- **Work instructions**:
Each line below is to be written out in full, exactly as shown.

- **Records for processing**:
— start —

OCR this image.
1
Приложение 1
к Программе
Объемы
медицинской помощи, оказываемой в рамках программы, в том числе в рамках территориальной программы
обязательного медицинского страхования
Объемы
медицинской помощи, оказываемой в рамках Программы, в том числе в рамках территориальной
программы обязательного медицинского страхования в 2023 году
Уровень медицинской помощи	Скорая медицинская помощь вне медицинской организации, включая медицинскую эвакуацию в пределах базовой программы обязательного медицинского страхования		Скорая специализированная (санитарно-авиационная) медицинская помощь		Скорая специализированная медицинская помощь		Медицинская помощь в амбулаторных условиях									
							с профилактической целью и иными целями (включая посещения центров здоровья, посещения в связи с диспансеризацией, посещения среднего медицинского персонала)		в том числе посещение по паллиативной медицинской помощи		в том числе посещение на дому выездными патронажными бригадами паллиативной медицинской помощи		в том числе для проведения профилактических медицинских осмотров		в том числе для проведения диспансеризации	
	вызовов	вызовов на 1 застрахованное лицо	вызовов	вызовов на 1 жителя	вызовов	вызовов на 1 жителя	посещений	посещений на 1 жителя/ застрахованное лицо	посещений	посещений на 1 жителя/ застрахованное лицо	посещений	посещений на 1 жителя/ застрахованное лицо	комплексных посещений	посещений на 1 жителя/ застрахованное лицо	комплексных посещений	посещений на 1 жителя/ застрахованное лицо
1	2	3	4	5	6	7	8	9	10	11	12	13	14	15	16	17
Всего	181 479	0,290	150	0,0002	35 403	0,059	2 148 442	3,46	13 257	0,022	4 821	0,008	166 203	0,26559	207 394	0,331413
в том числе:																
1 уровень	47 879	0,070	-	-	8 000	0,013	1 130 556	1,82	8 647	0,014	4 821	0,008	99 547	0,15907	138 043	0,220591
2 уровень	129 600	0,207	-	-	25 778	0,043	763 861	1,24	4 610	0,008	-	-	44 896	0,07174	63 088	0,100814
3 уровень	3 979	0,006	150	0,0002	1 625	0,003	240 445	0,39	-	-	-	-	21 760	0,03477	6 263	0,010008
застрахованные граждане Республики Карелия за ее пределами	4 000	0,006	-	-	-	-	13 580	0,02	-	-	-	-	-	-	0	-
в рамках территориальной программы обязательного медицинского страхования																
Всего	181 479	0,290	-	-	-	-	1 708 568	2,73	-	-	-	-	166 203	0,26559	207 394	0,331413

— end —

- **Solution for this exercise**:
OCR this image.
1
Приложение 1
к Программе
Объемы
медицинской помощи, оказываемой в рамках программы, в том числе в рамках территориальной программы
обязательного медицинского страхования
Объемы
медицинской помощи, оказываемой в рамках Программы, в том числе в рамках территориальной
программы обязательного медицинского страхования в 2023 году
Уровень медицинской помощи	Скорая медицинская помощь вне медицинской организации, включая медицинскую эвакуацию в пределах базовой программы обязательного медицинского страхования		Скорая специализированная (санитарно-авиационная) медицинская помощь		Скорая специализированная медицинская помощь		Медицинская помощь в амбулаторных условиях									
							с профилактической целью и иными целями (включая посещения центров здоровья, посещения в связи с диспансеризацией, посещения среднего медицинского персонала)		в том числе посещение по паллиативной медицинской помощи		в том числе посещение на дому выездными патронажными бригадами паллиативной медицинской помощи		в том числе для проведения профилактических медицинских осмотров		в том числе для проведения диспансеризации	
	вызовов	вызовов на 1 застрахованное лицо	вызовов	вызовов на 1 жителя	вызовов	вызовов на 1 жителя	посещений	посещений на 1 жителя/ застрахованное лицо	посещений	посещений на 1 жителя/ застрахованное лицо	посещений	посещений на 1 жителя/ застрахованное лицо	комплексных посещений	посещений на 1 жителя/ застрахованное лицо	комплексных посещений	посещений на 1 жителя/ застрахованное лицо
1	2	3	4	5	6	7	8	9	10	11	12	13	14	15	16	17
Всего	181 479	0,290	150	0,0002	35 403	0,059	2 148 442	3,46	13 257	0,022	4 821	0,008	166 203	0,26559	207 394	0,331413
в том числе:																
1 уровень	47 879	0,070	-	-	8 000	0,013	1 130 556	1,82	8 647	0,014	4 821	0,008	99 547	0,15907	138 043	0,220591
2 уровень	129 600	0,207	-	-	25 778	0,043	763 861	1,24	4 610	0,008	-	-	44 896	0,07174	63 088	0,100814
3 уровень	3 979	0,006	150	0,0002	1 625	0,003	240 445	0,39	-	-	-	-	21 760	0,03477	6 263	0,010008
застрахованные граждане Республики Карелия за ее пределами	4 000	0,006	-	-	-	-	13 580	0,02	-	-	-	-	-	-	0	-
в рамках территориальной программы обязательного медицинского страхования																
Всего	181 479	0,290	-	-	-	-	1 708 568	2,73	-	-	-	-	166 203	0,26559	207 394	0,331413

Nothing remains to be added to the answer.